-- begin Data excerpts --

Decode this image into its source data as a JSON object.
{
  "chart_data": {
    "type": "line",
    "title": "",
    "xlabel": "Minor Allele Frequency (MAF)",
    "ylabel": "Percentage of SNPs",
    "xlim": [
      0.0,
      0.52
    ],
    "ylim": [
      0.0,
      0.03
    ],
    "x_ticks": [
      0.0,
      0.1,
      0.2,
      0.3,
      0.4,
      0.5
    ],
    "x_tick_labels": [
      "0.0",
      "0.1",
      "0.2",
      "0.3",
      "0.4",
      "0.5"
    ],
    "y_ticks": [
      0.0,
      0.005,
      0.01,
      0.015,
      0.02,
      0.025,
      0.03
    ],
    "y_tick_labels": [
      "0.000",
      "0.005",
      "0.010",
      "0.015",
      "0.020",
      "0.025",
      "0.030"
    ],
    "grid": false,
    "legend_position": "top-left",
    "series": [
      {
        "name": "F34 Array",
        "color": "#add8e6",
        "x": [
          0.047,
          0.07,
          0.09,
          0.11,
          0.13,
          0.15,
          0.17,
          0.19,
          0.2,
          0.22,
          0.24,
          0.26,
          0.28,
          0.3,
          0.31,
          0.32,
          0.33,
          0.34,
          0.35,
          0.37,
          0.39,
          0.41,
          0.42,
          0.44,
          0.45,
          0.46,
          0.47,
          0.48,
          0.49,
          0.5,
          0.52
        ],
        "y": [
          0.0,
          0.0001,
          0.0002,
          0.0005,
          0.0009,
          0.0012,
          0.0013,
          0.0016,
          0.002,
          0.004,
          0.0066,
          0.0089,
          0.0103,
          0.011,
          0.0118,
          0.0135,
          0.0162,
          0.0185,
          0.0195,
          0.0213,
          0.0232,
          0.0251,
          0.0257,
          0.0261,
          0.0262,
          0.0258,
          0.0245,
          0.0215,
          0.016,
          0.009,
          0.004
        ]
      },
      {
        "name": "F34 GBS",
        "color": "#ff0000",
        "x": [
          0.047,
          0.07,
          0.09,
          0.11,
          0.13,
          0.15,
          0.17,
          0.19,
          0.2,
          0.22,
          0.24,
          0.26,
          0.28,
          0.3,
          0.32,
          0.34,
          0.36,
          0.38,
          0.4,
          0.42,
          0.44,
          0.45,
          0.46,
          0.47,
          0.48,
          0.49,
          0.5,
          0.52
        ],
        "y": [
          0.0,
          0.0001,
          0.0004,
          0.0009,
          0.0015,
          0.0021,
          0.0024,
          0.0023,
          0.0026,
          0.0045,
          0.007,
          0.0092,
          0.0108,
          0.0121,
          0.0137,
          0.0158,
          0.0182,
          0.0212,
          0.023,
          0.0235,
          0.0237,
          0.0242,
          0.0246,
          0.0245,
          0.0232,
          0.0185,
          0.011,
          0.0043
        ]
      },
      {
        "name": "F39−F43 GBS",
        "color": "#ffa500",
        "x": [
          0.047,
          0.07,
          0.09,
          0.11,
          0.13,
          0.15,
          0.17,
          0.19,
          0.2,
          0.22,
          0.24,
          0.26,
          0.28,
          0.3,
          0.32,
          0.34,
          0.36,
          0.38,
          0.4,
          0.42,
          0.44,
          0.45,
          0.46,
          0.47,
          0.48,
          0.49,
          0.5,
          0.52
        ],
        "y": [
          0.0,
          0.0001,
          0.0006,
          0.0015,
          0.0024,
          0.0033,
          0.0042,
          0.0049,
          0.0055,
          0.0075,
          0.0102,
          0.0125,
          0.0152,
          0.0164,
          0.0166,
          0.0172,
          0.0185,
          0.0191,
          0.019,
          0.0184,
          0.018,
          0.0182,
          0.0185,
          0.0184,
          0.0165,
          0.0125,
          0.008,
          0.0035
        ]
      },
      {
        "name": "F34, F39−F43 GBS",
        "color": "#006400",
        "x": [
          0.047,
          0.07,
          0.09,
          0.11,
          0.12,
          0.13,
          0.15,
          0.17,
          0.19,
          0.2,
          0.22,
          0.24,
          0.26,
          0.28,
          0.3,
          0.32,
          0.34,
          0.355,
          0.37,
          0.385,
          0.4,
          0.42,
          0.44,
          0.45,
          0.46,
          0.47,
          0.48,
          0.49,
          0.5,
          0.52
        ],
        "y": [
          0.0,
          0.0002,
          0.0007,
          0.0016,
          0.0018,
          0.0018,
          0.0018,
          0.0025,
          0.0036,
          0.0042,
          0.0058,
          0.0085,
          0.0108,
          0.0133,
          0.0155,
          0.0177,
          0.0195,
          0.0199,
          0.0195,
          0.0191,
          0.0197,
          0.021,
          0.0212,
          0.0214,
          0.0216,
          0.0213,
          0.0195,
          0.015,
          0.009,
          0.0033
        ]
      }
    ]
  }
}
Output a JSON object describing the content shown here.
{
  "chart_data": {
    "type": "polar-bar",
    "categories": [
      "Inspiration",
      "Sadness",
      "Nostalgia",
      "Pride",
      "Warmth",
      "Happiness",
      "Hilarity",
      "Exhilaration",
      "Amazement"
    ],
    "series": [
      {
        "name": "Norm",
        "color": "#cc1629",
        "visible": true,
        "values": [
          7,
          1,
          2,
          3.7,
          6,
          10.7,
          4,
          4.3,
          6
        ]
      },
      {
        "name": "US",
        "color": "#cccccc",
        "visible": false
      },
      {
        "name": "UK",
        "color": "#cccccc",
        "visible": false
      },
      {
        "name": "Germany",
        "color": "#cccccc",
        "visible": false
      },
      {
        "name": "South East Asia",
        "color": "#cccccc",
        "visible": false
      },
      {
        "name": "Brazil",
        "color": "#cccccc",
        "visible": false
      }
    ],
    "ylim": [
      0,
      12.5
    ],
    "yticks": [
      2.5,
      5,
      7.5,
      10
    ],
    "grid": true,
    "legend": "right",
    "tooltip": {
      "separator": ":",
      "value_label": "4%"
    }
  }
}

-- end Data excerpts --

Emit the full listing verbatim.

Decode this image into its source data as a JSON object.
{
  "chart_data": {
    "type": "line",
    "title": "",
    "xlabel": "Minor Allele Frequency (MAF)",
    "ylabel": "Percentage of SNPs",
    "xlim": [
      0.0,
      0.52
    ],
    "ylim": [
      0.0,
      0.03
    ],
    "x_ticks": [
      0.0,
      0.1,
      0.2,
      0.3,
      0.4,
      0.5
    ],
    "x_tick_labels": [
      "0.0",
      "0.1",
      "0.2",
      "0.3",
      "0.4",
      "0.5"
    ],
    "y_ticks": [
      0.0,
      0.005,
      0.01,
      0.015,
      0.02,
      0.025,
      0.03
    ],
    "y_tick_labels": [
      "0.000",
      "0.005",
      "0.010",
      "0.015",
      "0.020",
      "0.025",
      "0.030"
    ],
    "grid": false,
    "legend_position": "top-left",
    "series": [
      {
        "name": "F34 Array",
        "color": "#add8e6",
        "x": [
          0.047,
          0.07,
          0.09,
          0.11,
          0.13,
          0.15,
          0.17,
          0.19,
          0.2,
          0.22,
          0.24,
          0.26,
          0.28,
          0.3,
          0.31,
          0.32,
          0.33,
          0.34,
          0.35,
          0.37,
          0.39,
          0.41,
          0.42,
          0.44,
          0.45,
          0.46,
          0.47,
          0.48,
          0.49,
          0.5,
          0.52
        ],
        "y": [
          0.0,
          0.0001,
          0.0002,
          0.0005,
          0.0009,
          0.0012,
          0.0013,
          0.0016,
          0.002,
          0.004,
          0.0066,
          0.0089,
          0.0103,
          0.011,
          0.0118,
          0.0135,
          0.0162,
          0.0185,
          0.0195,
          0.0213,
          0.0232,
          0.0251,
          0.0257,
          0.0261,
          0.0262,
          0.0258,
          0.0245,
          0.0215,
          0.016,
          0.009,
          0.004
        ]
      },
      {
        "name": "F34 GBS",
        "color": "#ff0000",
        "x": [
          0.047,
          0.07,
          0.09,
          0.11,
          0.13,
          0.15,
          0.17,
          0.19,
          0.2,
          0.22,
          0.24,
          0.26,
          0.28,
          0.3,
          0.32,
          0.34,
          0.36,
          0.38,
          0.4,
          0.42,
          0.44,
          0.45,
          0.46,
          0.47,
          0.48,
          0.49,
          0.5,
          0.52
        ],
        "y": [
          0.0,
          0.0001,
          0.0004,
          0.0009,
          0.0015,
          0.0021,
          0.0024,
          0.0023,
          0.0026,
          0.0045,
          0.007,
          0.0092,
          0.0108,
          0.0121,
          0.0137,
          0.0158,
          0.0182,
          0.0212,
          0.023,
          0.0235,
          0.0237,
          0.0242,
          0.0246,
          0.0245,
          0.0232,
          0.0185,
          0.011,
          0.0043
        ]
      },
      {
        "name": "F39−F43 GBS",
        "color": "#ffa500",
        "x": [
          0.047,
          0.07,
          0.09,
          0.11,
          0.13,
          0.15,
          0.17,
          0.19,
          0.2,
          0.22,
          0.24,
          0.26,
          0.28,
          0.3,
          0.32,
          0.34,
          0.36,
          0.38,
          0.4,
          0.42,
          0.44,
          0.45,
          0.46,
          0.47,
          0.48,
          0.49,
          0.5,
          0.52
        ],
        "y": [
          0.0,
          0.0001,
          0.0006,
          0.0015,
          0.0024,
          0.0033,
          0.0042,
          0.0049,
          0.0055,
          0.0075,
          0.0102,
          0.0125,
          0.0152,
          0.0164,
          0.0166,
          0.0172,
          0.0185,
          0.0191,
          0.019,
          0.0184,
          0.018,
          0.0182,
          0.0185,
          0.0184,
          0.0165,
          0.0125,
          0.008,
          0.0035
        ]
      },
      {
        "name": "F34, F39−F43 GBS",
        "color": "#006400",
        "x": [
          0.047,
          0.07,
          0.09,
          0.11,
          0.12,
          0.13,
          0.15,
          0.17,
          0.19,
          0.2,
          0.22,
          0.24,
          0.26,
          0.28,
          0.3,
          0.32,
          0.34,
          0.355,
          0.37,
          0.385,
          0.4,
          0.42,
          0.44,
          0.45,
          0.46,
          0.47,
          0.48,
          0.49,
          0.5,
          0.52
        ],
        "y": [
          0.0,
          0.0002,
          0.0007,
          0.0016,
          0.0018,
          0.0018,
          0.0018,
          0.0025,
          0.0036,
          0.0042,
          0.0058,
          0.0085,
          0.0108,
          0.0133,
          0.0155,
          0.0177,
          0.0195,
          0.0199,
          0.0195,
          0.0191,
          0.0197,
          0.021,
          0.0212,
          0.0214,
          0.0216,
          0.0213,
          0.0195,
          0.015,
          0.009,
          0.0033
        ]
      }
    ]
  }
}
Output a JSON object describing the content shown here.
{
  "chart_data": {
    "type": "polar-bar",
    "categories": [
      "Inspiration",
      "Sadness",
      "Nostalgia",
      "Pride",
      "Warmth",
      "Happiness",
      "Hilarity",
      "Exhilaration",
      "Amazement"
    ],
    "series": [
      {
        "name": "Norm",
        "color": "#cc1629",
        "visible": true,
        "values": [
          7,
          1,
          2,
          3.7,
          6,
          10.7,
          4,
          4.3,
          6
        ]
      },
      {
        "name": "US",
        "color": "#cccccc",
        "visible": false
      },
      {
        "name": "UK",
        "color": "#cccccc",
        "visible": false
      },
      {
        "name": "Germany",
        "color": "#cccccc",
        "visible": false
      },
      {
        "name": "South East Asia",
        "color": "#cccccc",
        "visible": false
      },
      {
        "name": "Brazil",
        "color": "#cccccc",
        "visible": false
      }
    ],
    "ylim": [
      0,
      12.5
    ],
    "yticks": [
      2.5,
      5,
      7.5,
      10
    ],
    "grid": true,
    "legend": "right",
    "tooltip": {
      "separator": ":",
      "value_label": "4%"
    }
  }
}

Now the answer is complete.